Saved data entries:

--

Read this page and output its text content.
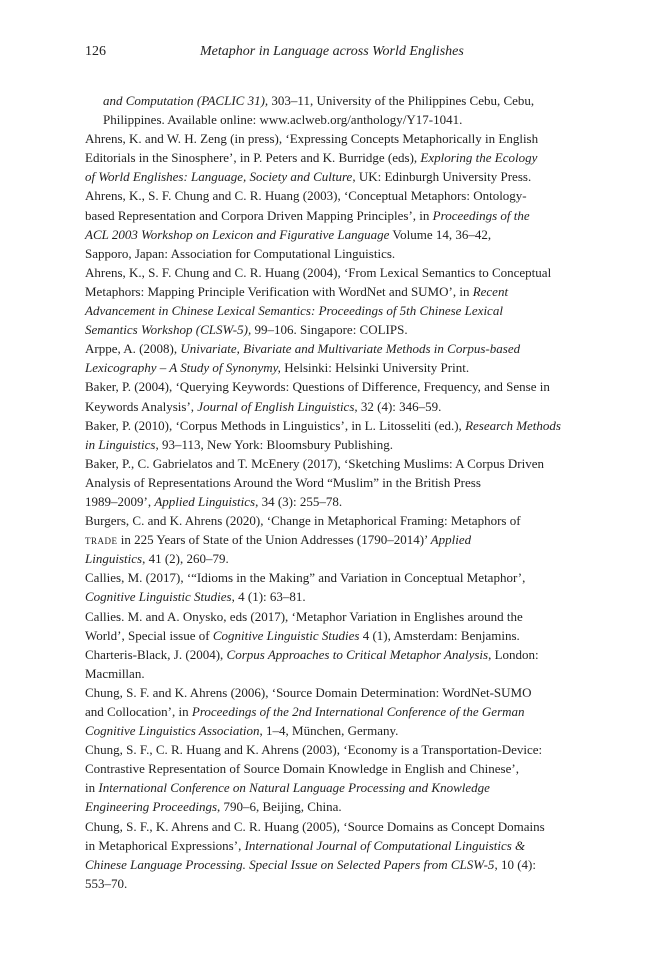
126	Metaphor in Language across World Englishes

and Computation (PACLIC 31), 303–11, University of the Philippines Cebu, Cebu,
Philippines. Available online: www.aclweb.org/anthology/Y17-1041.

Ahrens, K. and W. H. Zeng (in press), ‘Expressing Concepts Metaphorically in English
Editorials in the Sinosphere’, in P. Peters and K. Burridge (eds), Exploring the Ecology
of World Englishes: Language, Society and Culture, UK: Edinburgh University Press.

Ahrens, K., S. F. Chung and C. R. Huang (2003), ‘Conceptual Metaphors: Ontology-
based Representation and Corpora Driven Mapping Principles’, in Proceedings of the
ACL 2003 Workshop on Lexicon and Figurative Language Volume 14, 36–42,
Sapporo, Japan: Association for Computational Linguistics.

Ahrens, K., S. F. Chung and C. R. Huang (2004), ‘From Lexical Semantics to Conceptual
Metaphors: Mapping Principle Verification with WordNet and SUMO’, in Recent
Advancement in Chinese Lexical Semantics: Proceedings of 5th Chinese Lexical
Semantics Workshop (CLSW-5), 99–106. Singapore: COLIPS.

Arppe, A. (2008), Univariate, Bivariate and Multivariate Methods in Corpus-based
Lexicography – A Study of Synonymy, Helsinki: Helsinki University Print.

Baker, P. (2004), ‘Querying Keywords: Questions of Difference, Frequency, and Sense in
Keywords Analysis’, Journal of English Linguistics, 32 (4): 346–59.

Baker, P. (2010), ‘Corpus Methods in Linguistics’, in L. Litosseliti (ed.), Research Methods
in Linguistics, 93–113, New York: Bloomsbury Publishing.

Baker, P., C. Gabrielatos and T. McEnery (2017), ‘Sketching Muslims: A Corpus Driven
Analysis of Representations Around the Word “Muslim” in the British Press
1989–2009’, Applied Linguistics, 34 (3): 255–78.

Burgers, C. and K. Ahrens (2020), ‘Change in Metaphorical Framing: Metaphors of
trade in 225 Years of State of the Union Addresses (1790–2014)’ Applied
Linguistics, 41 (2), 260–79.

Callies, M. (2017), ‘“Idioms in the Making” and Variation in Conceptual Metaphor’,
Cognitive Linguistic Studies, 4 (1): 63–81.

Callies. M. and A. Onysko, eds (2017), ‘Metaphor Variation in Englishes around the
World’, Special issue of Cognitive Linguistic Studies 4 (1), Amsterdam: Benjamins.

Charteris-Black, J. (2004), Corpus Approaches to Critical Metaphor Analysis, London:
Macmillan.

Chung, S. F. and K. Ahrens (2006), ‘Source Domain Determination: WordNet-SUMO
and Collocation’, in Proceedings of the 2nd International Conference of the German
Cognitive Linguistics Association, 1–4, München, Germany.

Chung, S. F., C. R. Huang and K. Ahrens (2003), ‘Economy is a Transportation-Device:
Contrastive Representation of Source Domain Knowledge in English and Chinese’,
in International Conference on Natural Language Processing and Knowledge
Engineering Proceedings, 790–6, Beijing, China.

Chung, S. F., K. Ahrens and C. R. Huang (2005), ‘Source Domains as Concept Domains
in Metaphorical Expressions’, International Journal of Computational Linguistics &
Chinese Language Processing. Special Issue on Selected Papers from CLSW-5, 10 (4):
553–70.
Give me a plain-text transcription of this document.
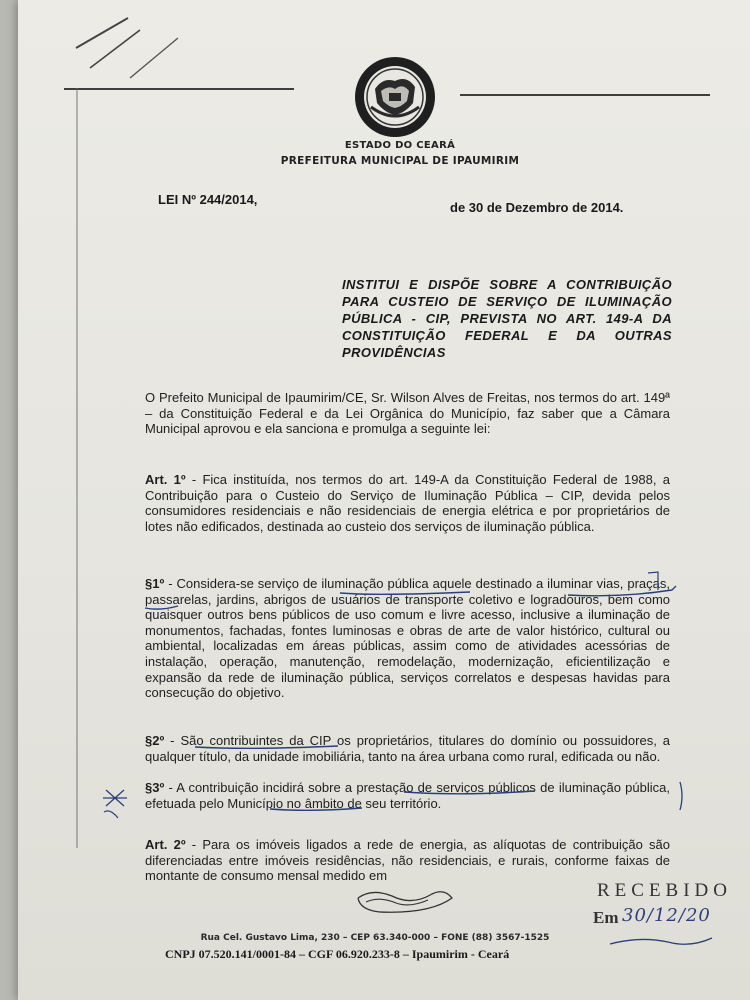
ESTADO DO CEARÁ
PREFEITURA MUNICIPAL DE IPAUMIRIM
LEI Nº 244/2014,
de 30 de Dezembro de 2014.
INSTITUI E DISPÕE SOBRE A CONTRIBUIÇÃO PARA CUSTEIO DE SERVIÇO DE ILUMINAÇÃO PÚBLICA - CIP, PREVISTA NO ART. 149-A DA CONSTITUIÇÃO FEDERAL E DA OUTRAS PROVIDÊNCIAS
O Prefeito Municipal de Ipaumirim/CE, Sr. Wilson Alves de Freitas, nos termos do art. 149ª – da Constituição Federal e da Lei Orgânica do Município, faz saber que a Câmara Municipal aprovou e ela sanciona e promulga a seguinte lei:
Art. 1º - Fica instituída, nos termos do art. 149-A da Constituição Federal de 1988, a Contribuição para o Custeio do Serviço de Iluminação Pública – CIP, devida pelos consumidores residenciais e não residenciais de energia elétrica e por proprietários de lotes não edificados, destinada ao custeio dos serviços de iluminação pública.
§1º - Considera-se serviço de iluminação pública aquele destinado a iluminar vias, praças, passarelas, jardins, abrigos de usuários de transporte coletivo e logradouros, bem como quaisquer outros bens públicos de uso comum e livre acesso, inclusive a iluminação de monumentos, fachadas, fontes luminosas e obras de arte de valor histórico, cultural ou ambiental, localizadas em áreas públicas, assim como de atividades acessórias de instalação, operação, manutenção, remodelação, modernização, eficientilização e expansão da rede de iluminação pública, serviços correlatos e despesas havidas para consecução do objetivo.
§2º - São contribuintes da CIP os proprietários, titulares do domínio ou possuidores, a qualquer título, da unidade imobiliária, tanto na área urbana como rural, edificada ou não.
§3º - A contribuição incidirá sobre a prestação de serviços públicos de iluminação pública, efetuada pelo Município no âmbito de seu território.
Art. 2º - Para os imóveis ligados a rede de energia, as alíquotas de contribuição são diferenciadas entre imóveis residências, não residenciais, e rurais, conforme faixas de montante de consumo mensal medido em
Rua Cel. Gustavo Lima, 230 – CEP 63.340-000 – FONE (88) 3567-1525
CNPJ 07.520.141/0001-84 – CGF 06.920.233-8 – Ipaumirim - Ceará
RECEBIDO
Em 30/12/20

--

# Aim
Reproduce the entries above without change, omitting all pictures.

# Written response
Read this page and output its text content.
126	Metaphor in Language across World Englishes

and Computation (PACLIC 31), 303–11, University of the Philippines Cebu, Cebu,
Philippines. Available online: www.aclweb.org/anthology/Y17-1041.

Ahrens, K. and W. H. Zeng (in press), ‘Expressing Concepts Metaphorically in English
Editorials in the Sinosphere’, in P. Peters and K. Burridge (eds), Exploring the Ecology
of World Englishes: Language, Society and Culture, UK: Edinburgh University Press.

Ahrens, K., S. F. Chung and C. R. Huang (2003), ‘Conceptual Metaphors: Ontology-
based Representation and Corpora Driven Mapping Principles’, in Proceedings of the
ACL 2003 Workshop on Lexicon and Figurative Language Volume 14, 36–42,
Sapporo, Japan: Association for Computational Linguistics.

Ahrens, K., S. F. Chung and C. R. Huang (2004), ‘From Lexical Semantics to Conceptual
Metaphors: Mapping Principle Verification with WordNet and SUMO’, in Recent
Advancement in Chinese Lexical Semantics: Proceedings of 5th Chinese Lexical
Semantics Workshop (CLSW-5), 99–106. Singapore: COLIPS.

Arppe, A. (2008), Univariate, Bivariate and Multivariate Methods in Corpus-based
Lexicography – A Study of Synonymy, Helsinki: Helsinki University Print.

Baker, P. (2004), ‘Querying Keywords: Questions of Difference, Frequency, and Sense in
Keywords Analysis’, Journal of English Linguistics, 32 (4): 346–59.

Baker, P. (2010), ‘Corpus Methods in Linguistics’, in L. Litosseliti (ed.), Research Methods
in Linguistics, 93–113, New York: Bloomsbury Publishing.

Baker, P., C. Gabrielatos and T. McEnery (2017), ‘Sketching Muslims: A Corpus Driven
Analysis of Representations Around the Word “Muslim” in the British Press
1989–2009’, Applied Linguistics, 34 (3): 255–78.

Burgers, C. and K. Ahrens (2020), ‘Change in Metaphorical Framing: Metaphors of
trade in 225 Years of State of the Union Addresses (1790–2014)’ Applied
Linguistics, 41 (2), 260–79.

Callies, M. (2017), ‘“Idioms in the Making” and Variation in Conceptual Metaphor’,
Cognitive Linguistic Studies, 4 (1): 63–81.

Callies. M. and A. Onysko, eds (2017), ‘Metaphor Variation in Englishes around the
World’, Special issue of Cognitive Linguistic Studies 4 (1), Amsterdam: Benjamins.

Charteris-Black, J. (2004), Corpus Approaches to Critical Metaphor Analysis, London:
Macmillan.

Chung, S. F. and K. Ahrens (2006), ‘Source Domain Determination: WordNet-SUMO
and Collocation’, in Proceedings of the 2nd International Conference of the German
Cognitive Linguistics Association, 1–4, München, Germany.

Chung, S. F., C. R. Huang and K. Ahrens (2003), ‘Economy is a Transportation-Device:
Contrastive Representation of Source Domain Knowledge in English and Chinese’,
in International Conference on Natural Language Processing and Knowledge
Engineering Proceedings, 790–6, Beijing, China.

Chung, S. F., K. Ahrens and C. R. Huang (2005), ‘Source Domains as Concept Domains
in Metaphorical Expressions’, International Journal of Computational Linguistics &
Chinese Language Processing. Special Issue on Selected Papers from CLSW-5, 10 (4):
553–70.
Give me a plain-text transcription of this document.
ESTADO DO CEARÁ
PREFEITURA MUNICIPAL DE IPAUMIRIM
LEI Nº 244/2014,
de 30 de Dezembro de 2014.
INSTITUI E DISPÕE SOBRE A CONTRIBUIÇÃO PARA CUSTEIO DE SERVIÇO DE ILUMINAÇÃO PÚBLICA - CIP, PREVISTA NO ART. 149-A DA CONSTITUIÇÃO FEDERAL E DA OUTRAS PROVIDÊNCIAS
O Prefeito Municipal de Ipaumirim/CE, Sr. Wilson Alves de Freitas, nos termos do art. 149ª – da Constituição Federal e da Lei Orgânica do Município, faz saber que a Câmara Municipal aprovou e ela sanciona e promulga a seguinte lei:
Art. 1º - Fica instituída, nos termos do art. 149-A da Constituição Federal de 1988, a Contribuição para o Custeio do Serviço de Iluminação Pública – CIP, devida pelos consumidores residenciais e não residenciais de energia elétrica e por proprietários de lotes não edificados, destinada ao custeio dos serviços de iluminação pública.
§1º - Considera-se serviço de iluminação pública aquele destinado a iluminar vias, praças, passarelas, jardins, abrigos de usuários de transporte coletivo e logradouros, bem como quaisquer outros bens públicos de uso comum e livre acesso, inclusive a iluminação de monumentos, fachadas, fontes luminosas e obras de arte de valor histórico, cultural ou ambiental, localizadas em áreas públicas, assim como de atividades acessórias de instalação, operação, manutenção, remodelação, modernização, eficientilização e expansão da rede de iluminação pública, serviços correlatos e despesas havidas para consecução do objetivo.
§2º - São contribuintes da CIP os proprietários, titulares do domínio ou possuidores, a qualquer título, da unidade imobiliária, tanto na área urbana como rural, edificada ou não.
§3º - A contribuição incidirá sobre a prestação de serviços públicos de iluminação pública, efetuada pelo Município no âmbito de seu território.
Art. 2º - Para os imóveis ligados a rede de energia, as alíquotas de contribuição são diferenciadas entre imóveis residências, não residenciais, e rurais, conforme faixas de montante de consumo mensal medido em
Rua Cel. Gustavo Lima, 230 – CEP 63.340-000 – FONE (88) 3567-1525
CNPJ 07.520.141/0001-84 – CGF 06.920.233-8 – Ipaumirim - Ceará
RECEBIDO
Em 30/12/20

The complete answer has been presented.